## Work to be completed
Leave out every picture, then transcribe the rest of the listing exactly.

## Supplied data
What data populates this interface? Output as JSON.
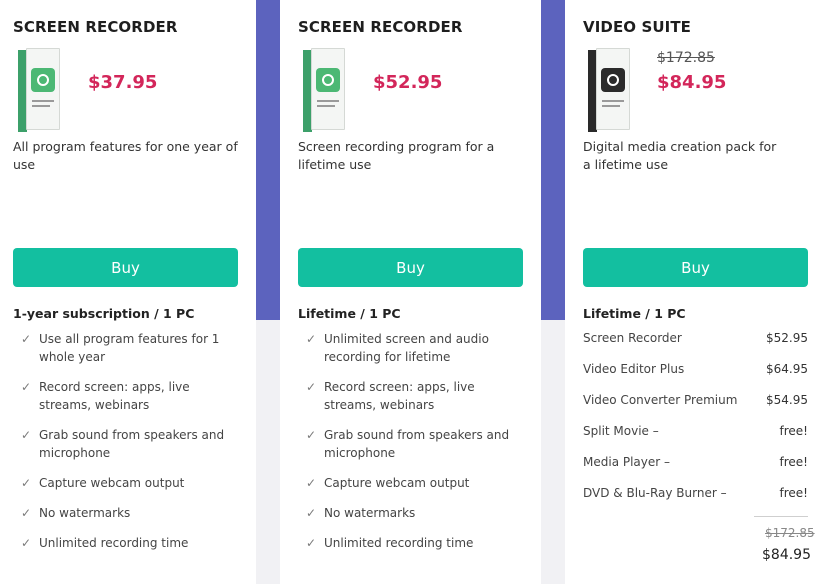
{
  "cards": [
    {
      "title": "SCREEN RECORDER",
      "price": "$37.95",
      "description": "All program features for one year of use",
      "buy_label": "Buy",
      "subscription": "1-year subscription / 1 PC",
      "features": [
        "Use all program features for 1 whole year",
        "Record screen: apps, live streams, webinars",
        "Grab sound from speakers and microphone",
        "Capture webcam output",
        "No watermarks",
        "Unlimited recording time"
      ]
    },
    {
      "title": "SCREEN RECORDER",
      "price": "$52.95",
      "description": "Screen recording program for a lifetime use",
      "buy_label": "Buy",
      "subscription": "Lifetime / 1 PC",
      "features": [
        "Unlimited screen and audio recording for lifetime",
        "Record screen: apps, live streams, webinars",
        "Grab sound from speakers and microphone",
        "Capture webcam output",
        "No watermarks",
        "Unlimited recording time"
      ]
    },
    {
      "title": "VIDEO SUITE",
      "old_price": "$172.85",
      "price": "$84.95",
      "description": "Digital media creation pack for a lifetime use",
      "buy_label": "Buy",
      "subscription": "Lifetime / 1 PC",
      "items": [
        {
          "name": "Screen Recorder",
          "value": "$52.95"
        },
        {
          "name": "Video Editor Plus",
          "value": "$64.95"
        },
        {
          "name": "Video Converter Premium",
          "value": "$54.95"
        },
        {
          "name": "Split Movie –",
          "value": "free!"
        },
        {
          "name": "Media Player –",
          "value": "free!"
        },
        {
          "name": "DVD & Blu-Ray Burner –",
          "value": "free!"
        }
      ],
      "total_old": "$172.85",
      "total": "$84.95"
    }
  ],
  "colors": {
    "accent_band": "#5c63be",
    "buy_button": "#13bfa0",
    "price": "#d3265a"
  },
  "icons": {
    "check": "check-icon",
    "product_box_green": "screen-recorder-box-icon",
    "product_box_dark": "video-suite-box-icon"
  }
}
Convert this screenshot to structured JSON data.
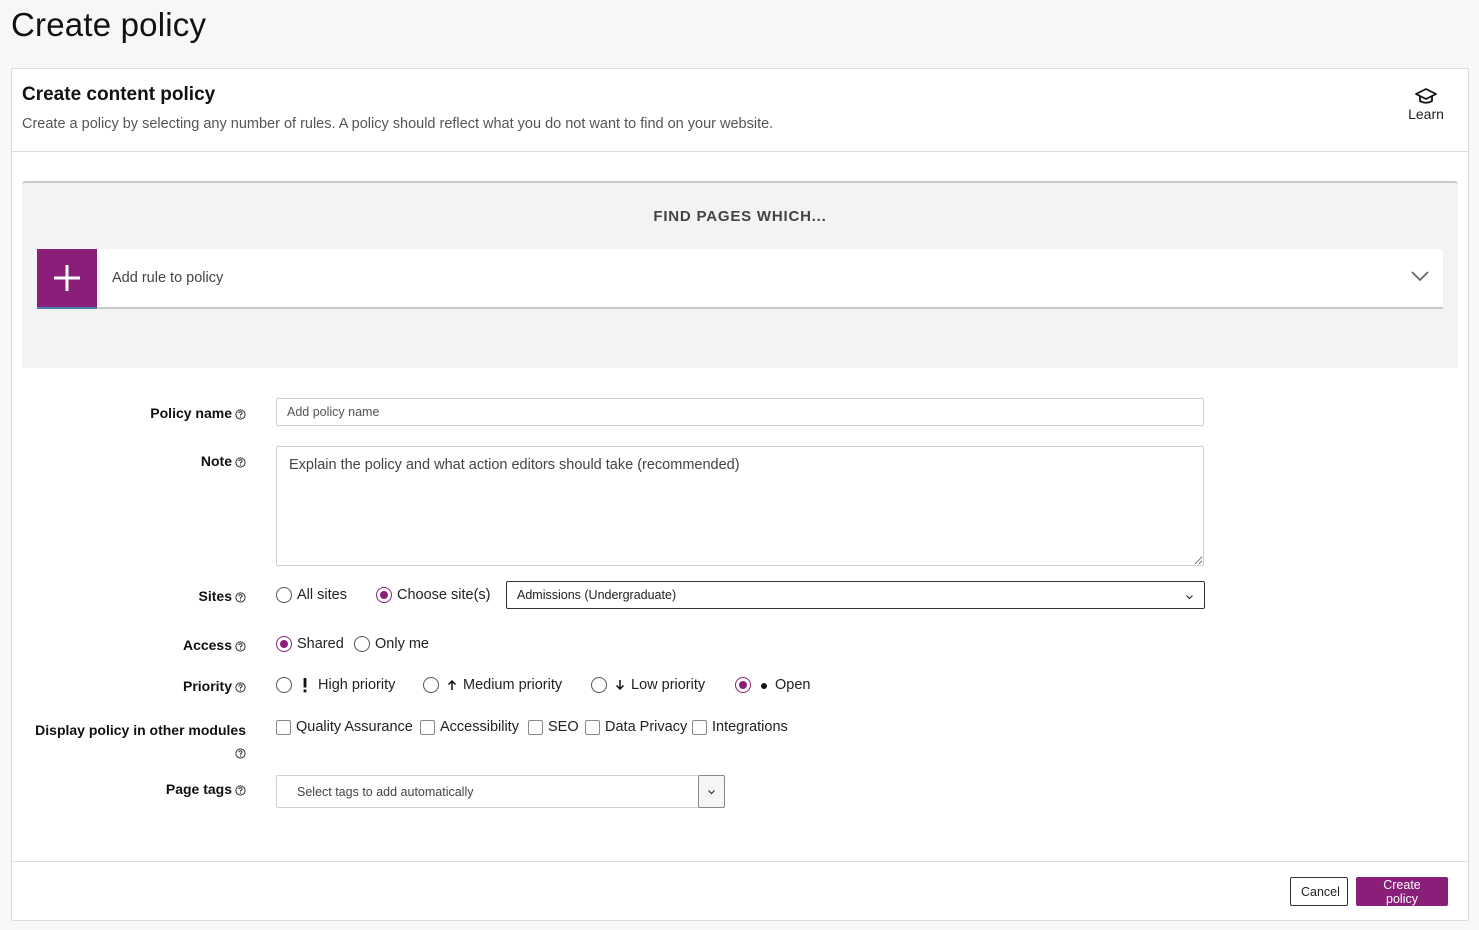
{
  "page": {
    "title": "Create policy"
  },
  "card": {
    "title": "Create content policy",
    "subtitle": "Create a policy by selecting any number of rules. A policy should reflect what you do not want to find on your website.",
    "learn_label": "Learn",
    "learn_icon": "graduation-cap-icon"
  },
  "rules": {
    "heading": "FIND PAGES WHICH...",
    "add_rule_label": "Add rule to policy",
    "accent_color": "#8a1f7a"
  },
  "form": {
    "policy_name": {
      "label": "Policy name",
      "placeholder": "Add policy name",
      "value": ""
    },
    "note": {
      "label": "Note",
      "placeholder": "Explain the policy and what action editors should take (recommended)",
      "value": ""
    },
    "sites": {
      "label": "Sites",
      "options": [
        {
          "label": "All sites",
          "checked": false
        },
        {
          "label": "Choose site(s)",
          "checked": true
        }
      ],
      "selected_site": "Admissions (Undergraduate)"
    },
    "access": {
      "label": "Access",
      "options": [
        {
          "label": "Shared",
          "checked": true
        },
        {
          "label": "Only me",
          "checked": false
        }
      ]
    },
    "priority": {
      "label": "Priority",
      "options": [
        {
          "label": "High priority",
          "icon": "exclamation-icon",
          "checked": false
        },
        {
          "label": "Medium priority",
          "icon": "arrow-up-icon",
          "checked": false
        },
        {
          "label": "Low priority",
          "icon": "arrow-down-icon",
          "checked": false
        },
        {
          "label": "Open",
          "icon": "dot-icon",
          "checked": true
        }
      ]
    },
    "modules": {
      "label": "Display policy in other modules",
      "options": [
        {
          "label": "Quality Assurance",
          "checked": false
        },
        {
          "label": "Accessibility",
          "checked": false
        },
        {
          "label": "SEO",
          "checked": false
        },
        {
          "label": "Data Privacy",
          "checked": false
        },
        {
          "label": "Integrations",
          "checked": false
        }
      ]
    },
    "page_tags": {
      "label": "Page tags",
      "placeholder": "Select tags to add automatically"
    }
  },
  "footer": {
    "cancel_label": "Cancel",
    "create_label": "Create policy"
  }
}
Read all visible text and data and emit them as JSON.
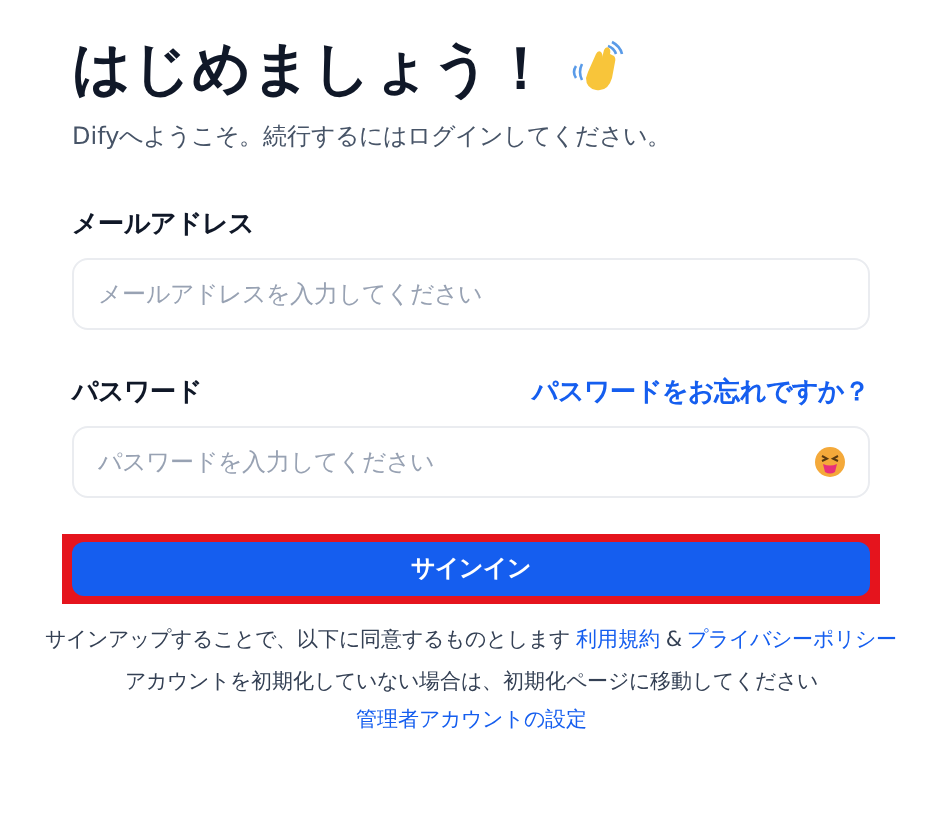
{
  "header": {
    "title": "はじめましょう！",
    "subtitle": "Difyへようこそ。続行するにはログインしてください。"
  },
  "fields": [
    {
      "label": "メールアドレス",
      "placeholder": "メールアドレスを入力してください",
      "kind": "email"
    },
    {
      "label": "パスワード",
      "placeholder": "パスワードを入力してください",
      "kind": "password",
      "link": "パスワードをお忘れですか？"
    }
  ],
  "submit": {
    "label": "サインイン",
    "highlighted": true
  },
  "notes": [
    {
      "text": "サインアップすることで、以下に同意するものとします",
      "links": [
        "利用規約",
        "&",
        "プライバシーポリシー"
      ]
    },
    {
      "text": "アカウントを初期化していない場合は、初期化ページに移動してください",
      "links": [
        "管理者アカウントの設定"
      ]
    }
  ]
}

## Finished task
What data populates this interface? Output as JSON.
{
  "cards": [
    {
      "title": "SCREEN RECORDER",
      "price": "$37.95",
      "description": "All program features for one year of use",
      "buy_label": "Buy",
      "subscription": "1-year subscription / 1 PC",
      "features": [
        "Use all program features for 1 whole year",
        "Record screen: apps, live streams, webinars",
        "Grab sound from speakers and microphone",
        "Capture webcam output",
        "No watermarks",
        "Unlimited recording time"
      ]
    },
    {
      "title": "SCREEN RECORDER",
      "price": "$52.95",
      "description": "Screen recording program for a lifetime use",
      "buy_label": "Buy",
      "subscription": "Lifetime / 1 PC",
      "features": [
        "Unlimited screen and audio recording for lifetime",
        "Record screen: apps, live streams, webinars",
        "Grab sound from speakers and microphone",
        "Capture webcam output",
        "No watermarks",
        "Unlimited recording time"
      ]
    },
    {
      "title": "VIDEO SUITE",
      "old_price": "$172.85",
      "price": "$84.95",
      "description": "Digital media creation pack for a lifetime use",
      "buy_label": "Buy",
      "subscription": "Lifetime / 1 PC",
      "items": [
        {
          "name": "Screen Recorder",
          "value": "$52.95"
        },
        {
          "name": "Video Editor Plus",
          "value": "$64.95"
        },
        {
          "name": "Video Converter Premium",
          "value": "$54.95"
        },
        {
          "name": "Split Movie –",
          "value": "free!"
        },
        {
          "name": "Media Player –",
          "value": "free!"
        },
        {
          "name": "DVD & Blu-Ray Burner –",
          "value": "free!"
        }
      ],
      "total_old": "$172.85",
      "total": "$84.95"
    }
  ],
  "colors": {
    "accent_band": "#5c63be",
    "buy_button": "#13bfa0",
    "price": "#d3265a"
  },
  "icons": {
    "check": "check-icon",
    "product_box_green": "screen-recorder-box-icon",
    "product_box_dark": "video-suite-box-icon"
  }
}
Convert this screenshot to structured JSON data.
{
  "page": {
    "title": "Create policy"
  },
  "card": {
    "title": "Create content policy",
    "subtitle": "Create a policy by selecting any number of rules. A policy should reflect what you do not want to find on your website.",
    "learn_label": "Learn",
    "learn_icon": "graduation-cap-icon"
  },
  "rules": {
    "heading": "FIND PAGES WHICH...",
    "add_rule_label": "Add rule to policy",
    "accent_color": "#8a1f7a"
  },
  "form": {
    "policy_name": {
      "label": "Policy name",
      "placeholder": "Add policy name",
      "value": ""
    },
    "note": {
      "label": "Note",
      "placeholder": "Explain the policy and what action editors should take (recommended)",
      "value": ""
    },
    "sites": {
      "label": "Sites",
      "options": [
        {
          "label": "All sites",
          "checked": false
        },
        {
          "label": "Choose site(s)",
          "checked": true
        }
      ],
      "selected_site": "Admissions (Undergraduate)"
    },
    "access": {
      "label": "Access",
      "options": [
        {
          "label": "Shared",
          "checked": true
        },
        {
          "label": "Only me",
          "checked": false
        }
      ]
    },
    "priority": {
      "label": "Priority",
      "options": [
        {
          "label": "High priority",
          "icon": "exclamation-icon",
          "checked": false
        },
        {
          "label": "Medium priority",
          "icon": "arrow-up-icon",
          "checked": false
        },
        {
          "label": "Low priority",
          "icon": "arrow-down-icon",
          "checked": false
        },
        {
          "label": "Open",
          "icon": "dot-icon",
          "checked": true
        }
      ]
    },
    "modules": {
      "label": "Display policy in other modules",
      "options": [
        {
          "label": "Quality Assurance",
          "checked": false
        },
        {
          "label": "Accessibility",
          "checked": false
        },
        {
          "label": "SEO",
          "checked": false
        },
        {
          "label": "Data Privacy",
          "checked": false
        },
        {
          "label": "Integrations",
          "checked": false
        }
      ]
    },
    "page_tags": {
      "label": "Page tags",
      "placeholder": "Select tags to add automatically"
    }
  },
  "footer": {
    "cancel_label": "Cancel",
    "create_label": "Create policy"
  }
}
Read all visible text and data and emit them as JSON.
{
  "header": {
    "title": "はじめましょう！",
    "subtitle": "Difyへようこそ。続行するにはログインしてください。"
  },
  "fields": [
    {
      "label": "メールアドレス",
      "placeholder": "メールアドレスを入力してください",
      "kind": "email"
    },
    {
      "label": "パスワード",
      "placeholder": "パスワードを入力してください",
      "kind": "password",
      "link": "パスワードをお忘れですか？"
    }
  ],
  "submit": {
    "label": "サインイン",
    "highlighted": true
  },
  "notes": [
    {
      "text": "サインアップすることで、以下に同意するものとします",
      "links": [
        "利用規約",
        "&",
        "プライバシーポリシー"
      ]
    },
    {
      "text": "アカウントを初期化していない場合は、初期化ページに移動してください",
      "links": [
        "管理者アカウントの設定"
      ]
    }
  ]
}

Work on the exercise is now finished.